### INPUT DATA

============================================================

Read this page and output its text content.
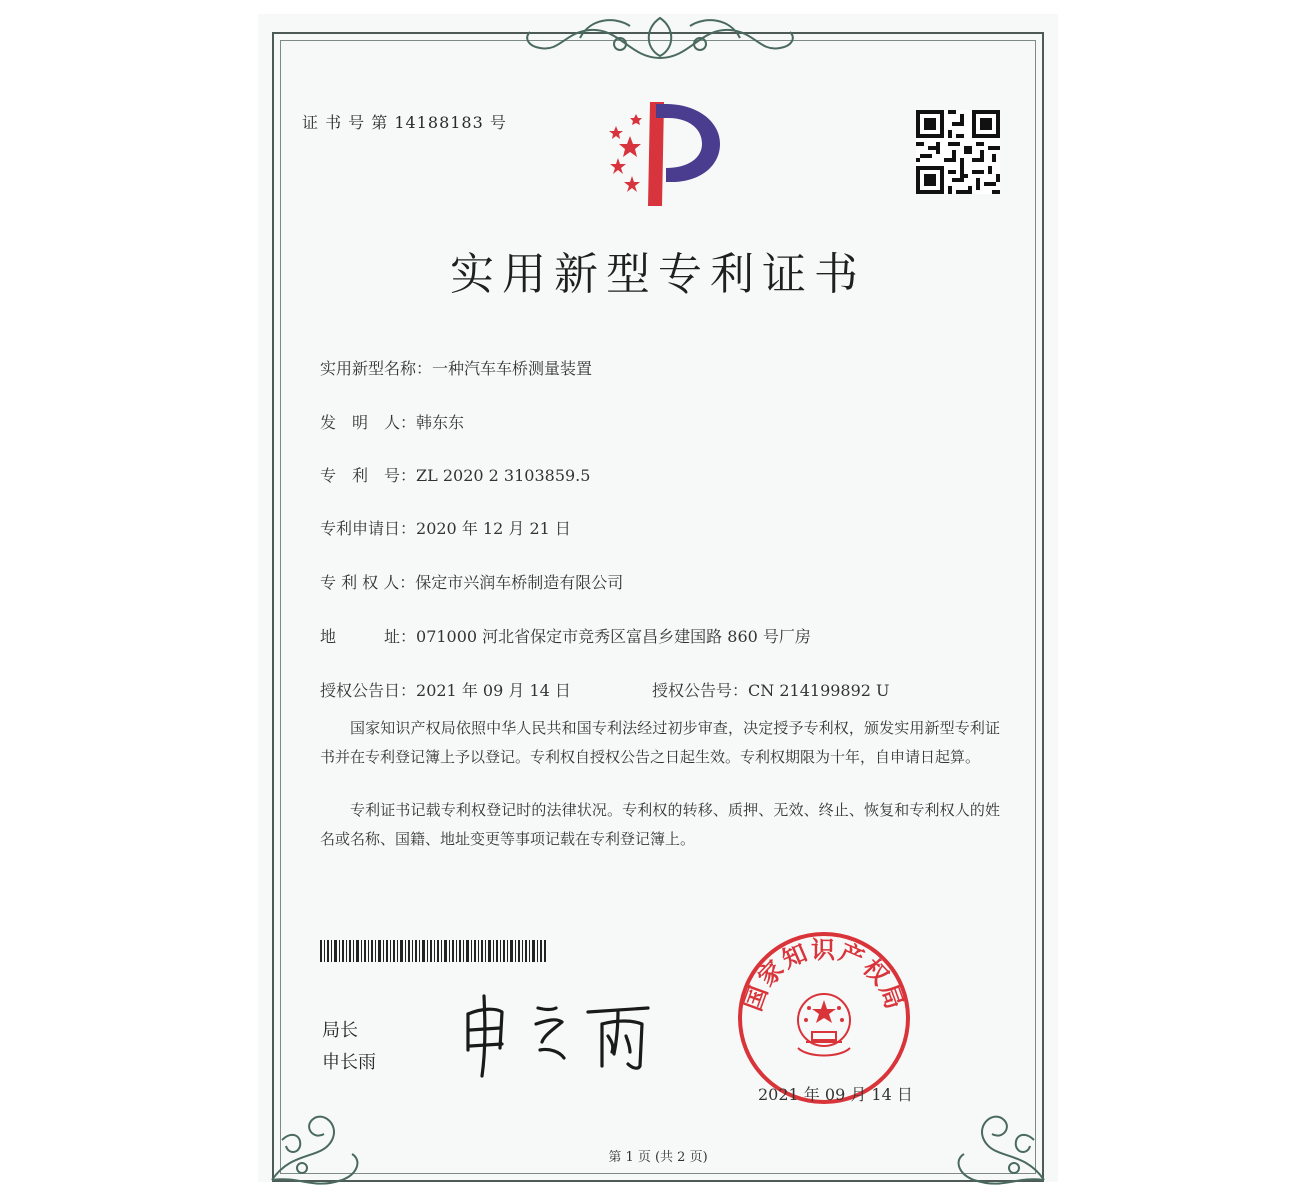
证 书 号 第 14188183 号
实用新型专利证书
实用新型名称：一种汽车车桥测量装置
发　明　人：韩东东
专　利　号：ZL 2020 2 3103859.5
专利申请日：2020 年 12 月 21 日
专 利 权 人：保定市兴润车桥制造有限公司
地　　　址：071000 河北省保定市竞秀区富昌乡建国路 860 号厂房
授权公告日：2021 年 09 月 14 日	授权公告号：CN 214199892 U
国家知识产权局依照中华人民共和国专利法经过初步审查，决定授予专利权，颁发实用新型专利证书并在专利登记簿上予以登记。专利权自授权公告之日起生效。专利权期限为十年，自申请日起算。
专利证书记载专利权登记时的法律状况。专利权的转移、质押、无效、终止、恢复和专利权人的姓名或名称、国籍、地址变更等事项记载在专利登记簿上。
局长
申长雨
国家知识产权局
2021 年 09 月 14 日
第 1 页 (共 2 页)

============================================================

### REQUIREMENTS
Repeat each record exactly, with the pictures left out.

### CORRECT RESPONSE
Read this page and output its text content.
证 书 号 第 14188183 号
实用新型专利证书
实用新型名称：一种汽车车桥测量装置
发　明　人：韩东东
专　利　号：ZL 2020 2 3103859.5
专利申请日：2020 年 12 月 21 日
专 利 权 人：保定市兴润车桥制造有限公司
地　　　址：071000 河北省保定市竞秀区富昌乡建国路 860 号厂房
授权公告日：2021 年 09 月 14 日	授权公告号：CN 214199892 U
国家知识产权局依照中华人民共和国专利法经过初步审查，决定授予专利权，颁发实用新型专利证书并在专利登记簿上予以登记。专利权自授权公告之日起生效。专利权期限为十年，自申请日起算。
专利证书记载专利权登记时的法律状况。专利权的转移、质押、无效、终止、恢复和专利权人的姓名或名称、国籍、地址变更等事项记载在专利登记簿上。
局长
申长雨
国家知识产权局
2021 年 09 月 14 日
第 1 页 (共 2 页)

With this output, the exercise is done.